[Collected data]

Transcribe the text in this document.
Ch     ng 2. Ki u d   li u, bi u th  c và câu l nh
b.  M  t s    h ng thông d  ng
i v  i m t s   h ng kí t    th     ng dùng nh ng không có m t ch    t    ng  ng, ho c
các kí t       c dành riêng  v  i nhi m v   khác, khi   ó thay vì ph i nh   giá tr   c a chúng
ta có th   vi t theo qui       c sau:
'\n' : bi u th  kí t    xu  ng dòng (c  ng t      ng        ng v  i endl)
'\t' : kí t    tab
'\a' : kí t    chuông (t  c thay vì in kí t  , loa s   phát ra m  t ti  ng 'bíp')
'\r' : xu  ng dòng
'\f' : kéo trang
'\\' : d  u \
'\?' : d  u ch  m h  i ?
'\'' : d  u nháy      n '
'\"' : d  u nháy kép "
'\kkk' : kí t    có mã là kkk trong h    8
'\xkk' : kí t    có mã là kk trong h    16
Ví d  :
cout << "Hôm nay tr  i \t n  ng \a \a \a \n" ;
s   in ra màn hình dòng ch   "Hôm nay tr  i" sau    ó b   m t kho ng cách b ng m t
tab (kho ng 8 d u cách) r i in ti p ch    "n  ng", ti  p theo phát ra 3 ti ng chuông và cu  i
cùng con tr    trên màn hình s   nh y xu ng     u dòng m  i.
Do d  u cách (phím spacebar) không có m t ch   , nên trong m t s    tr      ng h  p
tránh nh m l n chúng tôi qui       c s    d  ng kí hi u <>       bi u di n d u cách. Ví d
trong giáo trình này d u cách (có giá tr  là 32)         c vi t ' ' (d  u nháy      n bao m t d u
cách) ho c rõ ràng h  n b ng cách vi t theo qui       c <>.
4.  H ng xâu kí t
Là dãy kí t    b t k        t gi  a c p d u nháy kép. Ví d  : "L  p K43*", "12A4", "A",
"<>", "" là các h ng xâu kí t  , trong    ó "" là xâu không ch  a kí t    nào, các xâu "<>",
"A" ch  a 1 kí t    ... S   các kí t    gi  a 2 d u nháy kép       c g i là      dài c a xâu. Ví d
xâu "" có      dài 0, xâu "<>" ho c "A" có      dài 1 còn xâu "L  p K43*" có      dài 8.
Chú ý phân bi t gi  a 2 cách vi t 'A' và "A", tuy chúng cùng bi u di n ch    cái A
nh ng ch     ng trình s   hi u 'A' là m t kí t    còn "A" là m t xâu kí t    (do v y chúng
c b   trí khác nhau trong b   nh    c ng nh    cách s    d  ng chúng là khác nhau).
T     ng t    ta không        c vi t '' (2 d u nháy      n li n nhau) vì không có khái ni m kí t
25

### TASK GOAL
Look through the entries above; copy each line where the string "chúng" appears.

### WRITTEN SOLUTION
các kí t       c dành riêng  v  i nhi m v   khác, khi   ó thay vì ph i nh   giá tr   c a chúng
tránh nh m l n chúng tôi qui       c s    d  ng kí hi u <>       bi u di n d u cách. Ví d
Chú ý phân bi t gi  a 2 cách vi t 'A' và "A", tuy chúng cùng bi u di n ch    cái A
nh ng ch     ng trình s   hi u 'A' là m t kí t    còn "A" là m t xâu kí t    (do v y chúng
c b   trí khác nhau trong b   nh    c ng nh    cách s    d  ng chúng là khác nhau).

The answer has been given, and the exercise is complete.